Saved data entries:
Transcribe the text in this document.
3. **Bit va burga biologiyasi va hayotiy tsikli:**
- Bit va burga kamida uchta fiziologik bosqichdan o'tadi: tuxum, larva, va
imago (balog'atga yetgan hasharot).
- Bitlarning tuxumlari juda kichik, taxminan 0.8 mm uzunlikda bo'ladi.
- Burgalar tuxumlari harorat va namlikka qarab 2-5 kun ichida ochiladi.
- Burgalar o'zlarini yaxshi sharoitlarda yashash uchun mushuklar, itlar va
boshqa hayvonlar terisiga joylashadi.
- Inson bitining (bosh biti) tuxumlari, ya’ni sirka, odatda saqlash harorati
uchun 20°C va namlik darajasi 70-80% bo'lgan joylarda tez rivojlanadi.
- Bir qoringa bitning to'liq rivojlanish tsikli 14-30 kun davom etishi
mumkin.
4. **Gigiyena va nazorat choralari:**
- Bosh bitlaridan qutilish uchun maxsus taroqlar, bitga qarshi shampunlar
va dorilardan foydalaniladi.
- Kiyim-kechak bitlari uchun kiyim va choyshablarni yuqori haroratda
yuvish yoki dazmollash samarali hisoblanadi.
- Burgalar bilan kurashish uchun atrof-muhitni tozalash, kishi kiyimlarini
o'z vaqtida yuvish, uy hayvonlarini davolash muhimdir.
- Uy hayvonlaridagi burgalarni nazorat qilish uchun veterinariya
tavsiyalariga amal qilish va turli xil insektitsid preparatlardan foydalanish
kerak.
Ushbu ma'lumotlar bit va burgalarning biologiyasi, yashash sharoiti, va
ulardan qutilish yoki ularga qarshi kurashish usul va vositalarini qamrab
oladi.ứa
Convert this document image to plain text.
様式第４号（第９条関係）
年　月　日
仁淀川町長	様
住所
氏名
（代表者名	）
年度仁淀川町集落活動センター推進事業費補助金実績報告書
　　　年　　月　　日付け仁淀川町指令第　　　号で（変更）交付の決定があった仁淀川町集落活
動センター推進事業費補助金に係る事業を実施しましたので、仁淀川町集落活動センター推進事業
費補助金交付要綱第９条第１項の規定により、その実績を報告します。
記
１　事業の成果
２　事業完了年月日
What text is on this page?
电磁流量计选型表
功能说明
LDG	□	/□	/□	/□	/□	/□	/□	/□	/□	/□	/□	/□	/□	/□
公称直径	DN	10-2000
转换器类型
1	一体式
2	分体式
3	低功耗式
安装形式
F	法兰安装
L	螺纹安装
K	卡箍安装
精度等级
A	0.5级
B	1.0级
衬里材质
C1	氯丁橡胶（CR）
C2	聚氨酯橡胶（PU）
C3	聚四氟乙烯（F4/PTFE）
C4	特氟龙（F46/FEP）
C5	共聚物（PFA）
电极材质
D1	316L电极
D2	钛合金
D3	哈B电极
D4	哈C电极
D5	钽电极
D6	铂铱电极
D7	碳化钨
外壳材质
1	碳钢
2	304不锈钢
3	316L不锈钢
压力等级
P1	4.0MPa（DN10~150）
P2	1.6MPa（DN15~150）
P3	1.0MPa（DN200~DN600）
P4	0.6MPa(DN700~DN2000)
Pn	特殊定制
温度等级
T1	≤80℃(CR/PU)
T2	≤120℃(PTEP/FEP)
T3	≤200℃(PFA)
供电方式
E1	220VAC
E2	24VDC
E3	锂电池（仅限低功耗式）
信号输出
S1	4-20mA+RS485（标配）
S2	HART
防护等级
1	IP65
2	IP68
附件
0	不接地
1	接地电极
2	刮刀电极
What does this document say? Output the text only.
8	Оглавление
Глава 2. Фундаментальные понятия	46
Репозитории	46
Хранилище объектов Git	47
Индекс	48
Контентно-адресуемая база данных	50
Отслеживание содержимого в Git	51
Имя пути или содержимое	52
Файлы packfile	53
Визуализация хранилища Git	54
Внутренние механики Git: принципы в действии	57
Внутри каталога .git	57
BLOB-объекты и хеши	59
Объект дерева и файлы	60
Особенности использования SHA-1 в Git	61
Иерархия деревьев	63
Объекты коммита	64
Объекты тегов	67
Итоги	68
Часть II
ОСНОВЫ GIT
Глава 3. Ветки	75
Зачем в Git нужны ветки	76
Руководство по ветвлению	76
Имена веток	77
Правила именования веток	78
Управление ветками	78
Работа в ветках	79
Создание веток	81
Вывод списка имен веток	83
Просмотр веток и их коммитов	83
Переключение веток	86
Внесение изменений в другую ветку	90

REQUIREMENTS:
Take the line that contains "What does this" and each line after it down to the last of the records, and retype them exactly; add nothing else.

RESULT FOR THIS TASK:
What does this document say? Output the text only.
8	Оглавление
Глава 2. Фундаментальные понятия	46
Репозитории	46
Хранилище объектов Git	47
Индекс	48
Контентно-адресуемая база данных	50
Отслеживание содержимого в Git	51
Имя пути или содержимое	52
Файлы packfile	53
Визуализация хранилища Git	54
Внутренние механики Git: принципы в действии	57
Внутри каталога .git	57
BLOB-объекты и хеши	59
Объект дерева и файлы	60
Особенности использования SHA-1 в Git	61
Иерархия деревьев	63
Объекты коммита	64
Объекты тегов	67
Итоги	68
Часть II
ОСНОВЫ GIT
Глава 3. Ветки	75
Зачем в Git нужны ветки	76
Руководство по ветвлению	76
Имена веток	77
Правила именования веток	78
Управление ветками	78
Работа в ветках	79
Создание веток	81
Вывод списка имен веток	83
Просмотр веток и их коммитов	83
Переключение веток	86
Внесение изменений в другую ветку	90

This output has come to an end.